[Begin]

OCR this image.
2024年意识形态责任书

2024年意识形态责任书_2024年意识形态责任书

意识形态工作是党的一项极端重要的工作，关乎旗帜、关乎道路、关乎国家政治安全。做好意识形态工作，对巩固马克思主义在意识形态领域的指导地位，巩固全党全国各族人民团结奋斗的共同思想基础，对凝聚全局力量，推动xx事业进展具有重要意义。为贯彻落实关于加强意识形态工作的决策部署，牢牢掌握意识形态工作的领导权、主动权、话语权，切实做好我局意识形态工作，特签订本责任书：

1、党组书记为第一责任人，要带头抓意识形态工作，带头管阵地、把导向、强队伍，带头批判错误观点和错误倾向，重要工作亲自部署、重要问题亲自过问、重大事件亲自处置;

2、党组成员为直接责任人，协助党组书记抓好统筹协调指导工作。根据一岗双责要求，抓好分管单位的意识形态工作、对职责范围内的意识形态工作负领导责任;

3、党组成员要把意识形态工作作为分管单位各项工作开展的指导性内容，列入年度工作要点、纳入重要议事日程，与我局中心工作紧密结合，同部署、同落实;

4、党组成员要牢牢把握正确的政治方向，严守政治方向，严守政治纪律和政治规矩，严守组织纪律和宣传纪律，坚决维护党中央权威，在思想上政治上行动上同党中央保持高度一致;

[End]
[Begin]

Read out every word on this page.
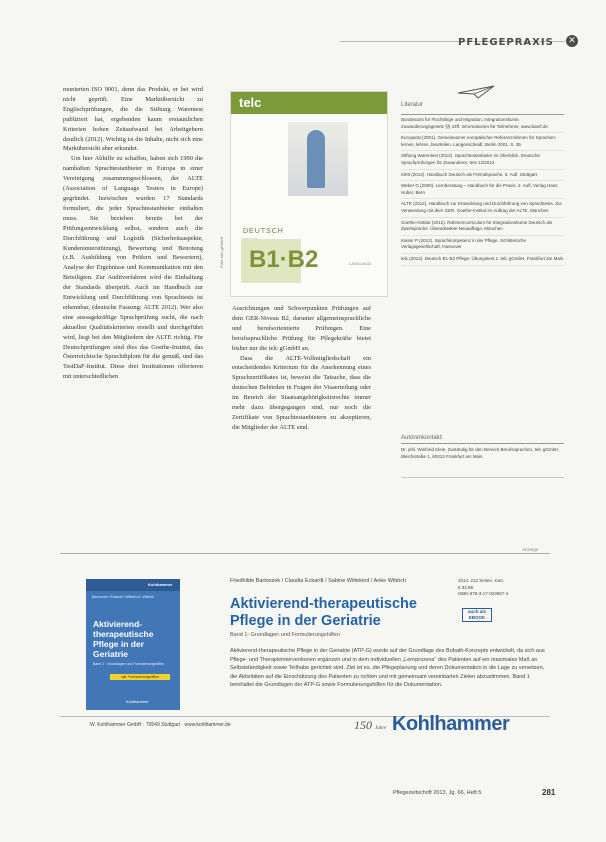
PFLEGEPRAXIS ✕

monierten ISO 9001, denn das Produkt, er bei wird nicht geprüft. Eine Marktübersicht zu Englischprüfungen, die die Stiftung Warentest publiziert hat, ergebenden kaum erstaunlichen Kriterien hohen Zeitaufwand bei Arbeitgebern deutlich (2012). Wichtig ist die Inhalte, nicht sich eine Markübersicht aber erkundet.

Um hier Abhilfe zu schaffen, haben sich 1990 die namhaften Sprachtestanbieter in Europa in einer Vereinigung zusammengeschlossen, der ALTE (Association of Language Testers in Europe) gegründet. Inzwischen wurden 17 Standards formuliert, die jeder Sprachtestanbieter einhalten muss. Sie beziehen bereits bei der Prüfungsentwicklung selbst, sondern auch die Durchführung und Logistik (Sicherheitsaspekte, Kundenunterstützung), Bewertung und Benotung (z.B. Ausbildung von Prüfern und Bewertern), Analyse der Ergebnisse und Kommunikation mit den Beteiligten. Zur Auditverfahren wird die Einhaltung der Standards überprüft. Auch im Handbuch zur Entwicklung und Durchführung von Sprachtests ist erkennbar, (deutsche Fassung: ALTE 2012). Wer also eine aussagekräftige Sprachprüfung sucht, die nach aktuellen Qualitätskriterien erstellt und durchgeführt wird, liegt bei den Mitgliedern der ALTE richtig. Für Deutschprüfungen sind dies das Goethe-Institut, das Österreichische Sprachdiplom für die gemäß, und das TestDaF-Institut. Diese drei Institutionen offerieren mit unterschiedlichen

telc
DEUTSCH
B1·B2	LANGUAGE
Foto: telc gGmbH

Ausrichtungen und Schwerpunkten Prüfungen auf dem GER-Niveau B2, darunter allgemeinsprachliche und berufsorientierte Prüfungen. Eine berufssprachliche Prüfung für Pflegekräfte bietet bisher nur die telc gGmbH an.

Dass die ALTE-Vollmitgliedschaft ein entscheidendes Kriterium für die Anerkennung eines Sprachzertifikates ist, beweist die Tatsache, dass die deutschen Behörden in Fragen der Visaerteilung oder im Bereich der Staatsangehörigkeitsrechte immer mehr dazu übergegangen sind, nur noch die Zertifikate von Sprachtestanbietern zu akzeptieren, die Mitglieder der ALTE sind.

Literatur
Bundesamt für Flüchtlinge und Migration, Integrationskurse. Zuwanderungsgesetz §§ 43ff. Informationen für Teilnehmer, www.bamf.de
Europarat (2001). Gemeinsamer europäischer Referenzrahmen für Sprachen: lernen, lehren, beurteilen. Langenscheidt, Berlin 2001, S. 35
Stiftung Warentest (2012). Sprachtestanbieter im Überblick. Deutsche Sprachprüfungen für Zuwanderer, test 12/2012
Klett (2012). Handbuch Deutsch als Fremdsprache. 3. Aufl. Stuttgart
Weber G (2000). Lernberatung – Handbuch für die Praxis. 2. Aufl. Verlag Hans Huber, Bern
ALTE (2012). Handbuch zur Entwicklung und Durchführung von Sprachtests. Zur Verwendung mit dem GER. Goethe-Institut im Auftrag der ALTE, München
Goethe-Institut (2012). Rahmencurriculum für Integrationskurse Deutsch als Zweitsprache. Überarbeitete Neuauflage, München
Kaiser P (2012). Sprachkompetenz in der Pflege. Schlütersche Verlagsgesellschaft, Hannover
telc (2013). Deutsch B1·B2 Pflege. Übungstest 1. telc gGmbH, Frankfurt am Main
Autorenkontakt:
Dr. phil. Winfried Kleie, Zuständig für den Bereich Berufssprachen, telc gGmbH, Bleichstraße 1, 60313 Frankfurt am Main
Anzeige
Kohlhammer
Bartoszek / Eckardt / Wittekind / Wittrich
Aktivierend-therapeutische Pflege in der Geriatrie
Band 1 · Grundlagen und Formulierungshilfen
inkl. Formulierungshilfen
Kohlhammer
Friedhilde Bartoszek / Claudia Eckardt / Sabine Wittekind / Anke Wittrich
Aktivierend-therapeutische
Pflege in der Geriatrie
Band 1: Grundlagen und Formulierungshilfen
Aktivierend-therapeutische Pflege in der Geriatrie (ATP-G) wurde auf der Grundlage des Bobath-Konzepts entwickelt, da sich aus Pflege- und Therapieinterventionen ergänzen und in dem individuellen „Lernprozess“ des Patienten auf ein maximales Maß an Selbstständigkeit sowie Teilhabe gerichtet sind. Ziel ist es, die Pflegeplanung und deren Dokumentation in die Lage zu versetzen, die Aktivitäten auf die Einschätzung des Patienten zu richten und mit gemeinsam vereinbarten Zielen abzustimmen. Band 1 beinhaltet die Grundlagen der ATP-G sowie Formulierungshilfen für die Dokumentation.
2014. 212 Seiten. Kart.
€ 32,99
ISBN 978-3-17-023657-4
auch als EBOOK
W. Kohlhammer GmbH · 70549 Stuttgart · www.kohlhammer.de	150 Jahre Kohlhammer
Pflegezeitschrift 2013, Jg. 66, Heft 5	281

[End]

§ **Directions**:
Pull out every line holding "Bartoszek" from the records above, and copy it.

§ **Output of the exercise**:
Bartoszek / Eckardt / Wittekind / Wittrich
Friedhilde Bartoszek / Claudia Eckardt / Sabine Wittekind / Anke Wittrich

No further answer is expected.